MATERIAL FOR THE TASK:
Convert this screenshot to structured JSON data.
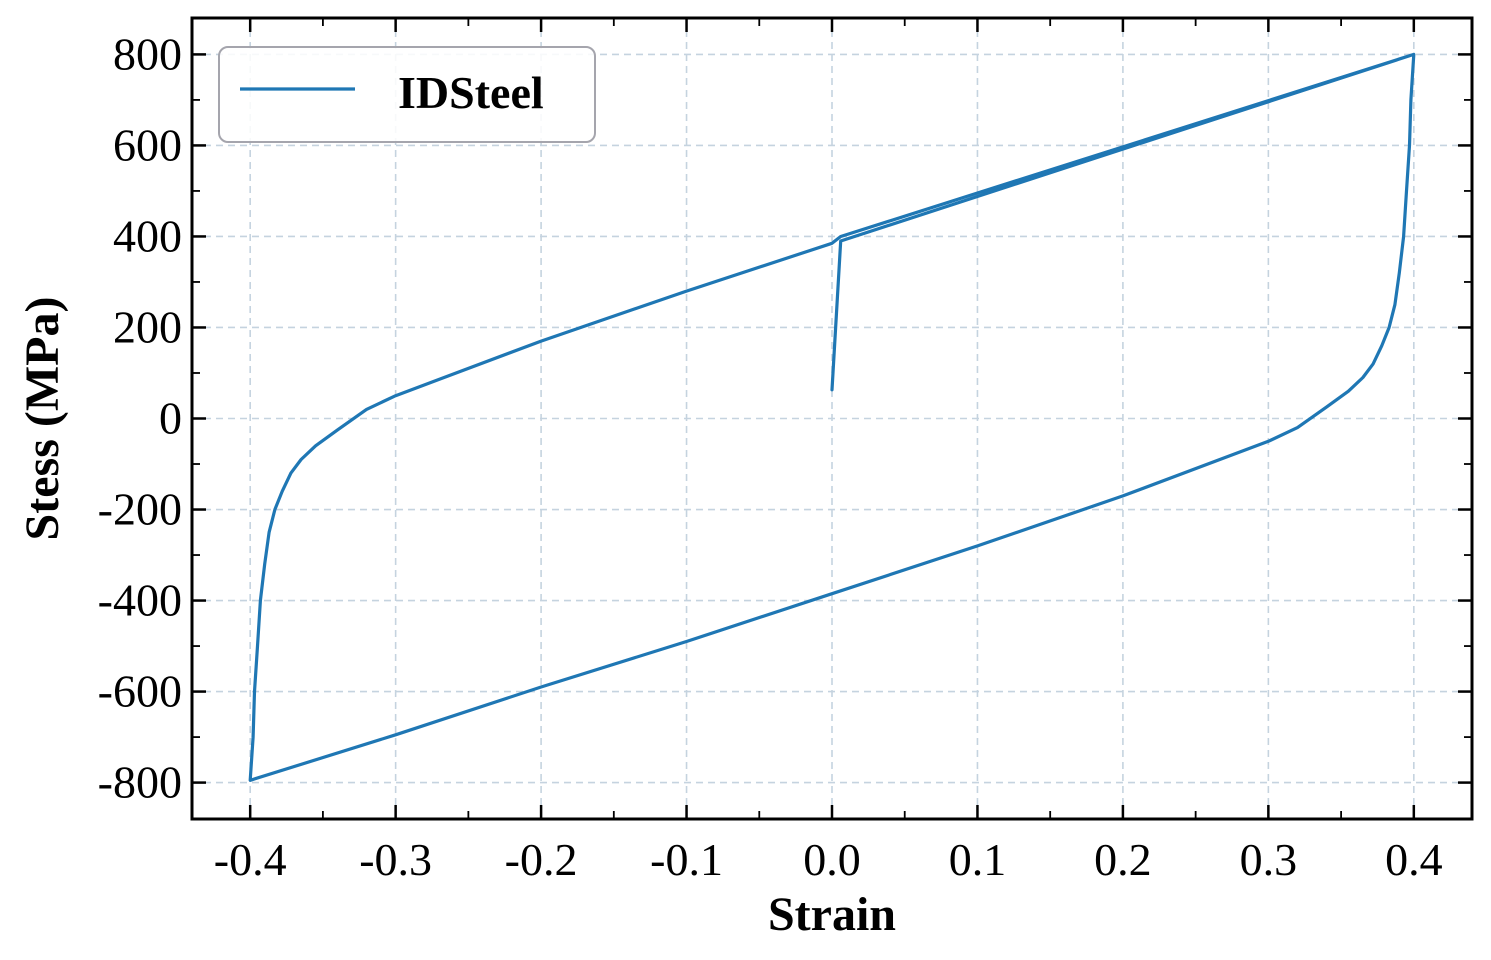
{
  "chart_data": {
    "type": "line",
    "title": "",
    "xlabel": "Strain",
    "ylabel": "Stess (MPa)",
    "xlim": [
      -0.44,
      0.44
    ],
    "ylim": [
      -880,
      880
    ],
    "xticks": [
      -0.4,
      -0.3,
      -0.2,
      -0.1,
      0.0,
      0.1,
      0.2,
      0.3,
      0.4
    ],
    "xtick_labels": [
      "-0.4",
      "-0.3",
      "-0.2",
      "-0.1",
      "0.0",
      "0.1",
      "0.2",
      "0.3",
      "0.4"
    ],
    "yticks": [
      -800,
      -600,
      -400,
      -200,
      0,
      200,
      400,
      600,
      800
    ],
    "ytick_labels": [
      "-800",
      "-600",
      "-400",
      "-200",
      "0",
      "200",
      "400",
      "600",
      "800"
    ],
    "grid": true,
    "legend_position": "upper-left",
    "series": [
      {
        "name": "IDSteel",
        "color": "#1f77b4",
        "x": [
          0.0,
          0.006,
          0.4,
          0.398,
          0.397,
          0.395,
          0.393,
          0.39,
          0.387,
          0.383,
          0.378,
          0.372,
          0.365,
          0.355,
          0.34,
          0.32,
          0.3,
          0.2,
          0.1,
          0.0,
          -0.1,
          -0.2,
          -0.3,
          -0.4,
          -0.398,
          -0.397,
          -0.395,
          -0.393,
          -0.39,
          -0.387,
          -0.383,
          -0.378,
          -0.372,
          -0.365,
          -0.355,
          -0.34,
          -0.32,
          -0.3,
          -0.2,
          -0.1,
          0.0,
          0.006,
          0.4
        ],
        "y": [
          63,
          390,
          800,
          700,
          600,
          500,
          400,
          320,
          250,
          200,
          160,
          120,
          90,
          60,
          25,
          -20,
          -50,
          -170,
          -280,
          -385,
          -490,
          -590,
          -695,
          -795,
          -700,
          -600,
          -500,
          -400,
          -320,
          -250,
          -200,
          -160,
          -120,
          -90,
          -60,
          -25,
          20,
          50,
          170,
          280,
          385,
          400,
          800
        ]
      }
    ]
  }
}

TASK TO COMPLETE: Copy all the data exactly as written, but skip any picture.

REPLY TO THE EXERCISE:
Convert this screenshot to structured JSON data.
{
  "chart_data": {
    "type": "line",
    "title": "",
    "xlabel": "Strain",
    "ylabel": "Stess (MPa)",
    "xlim": [
      -0.44,
      0.44
    ],
    "ylim": [
      -880,
      880
    ],
    "xticks": [
      -0.4,
      -0.3,
      -0.2,
      -0.1,
      0.0,
      0.1,
      0.2,
      0.3,
      0.4
    ],
    "xtick_labels": [
      "-0.4",
      "-0.3",
      "-0.2",
      "-0.1",
      "0.0",
      "0.1",
      "0.2",
      "0.3",
      "0.4"
    ],
    "yticks": [
      -800,
      -600,
      -400,
      -200,
      0,
      200,
      400,
      600,
      800
    ],
    "ytick_labels": [
      "-800",
      "-600",
      "-400",
      "-200",
      "0",
      "200",
      "400",
      "600",
      "800"
    ],
    "grid": true,
    "legend_position": "upper-left",
    "series": [
      {
        "name": "IDSteel",
        "color": "#1f77b4",
        "x": [
          0.0,
          0.006,
          0.4,
          0.398,
          0.397,
          0.395,
          0.393,
          0.39,
          0.387,
          0.383,
          0.378,
          0.372,
          0.365,
          0.355,
          0.34,
          0.32,
          0.3,
          0.2,
          0.1,
          0.0,
          -0.1,
          -0.2,
          -0.3,
          -0.4,
          -0.398,
          -0.397,
          -0.395,
          -0.393,
          -0.39,
          -0.387,
          -0.383,
          -0.378,
          -0.372,
          -0.365,
          -0.355,
          -0.34,
          -0.32,
          -0.3,
          -0.2,
          -0.1,
          0.0,
          0.006,
          0.4
        ],
        "y": [
          63,
          390,
          800,
          700,
          600,
          500,
          400,
          320,
          250,
          200,
          160,
          120,
          90,
          60,
          25,
          -20,
          -50,
          -170,
          -280,
          -385,
          -490,
          -590,
          -695,
          -795,
          -700,
          -600,
          -500,
          -400,
          -320,
          -250,
          -200,
          -160,
          -120,
          -90,
          -60,
          -25,
          20,
          50,
          170,
          280,
          385,
          400,
          800
        ]
      }
    ]
  }
}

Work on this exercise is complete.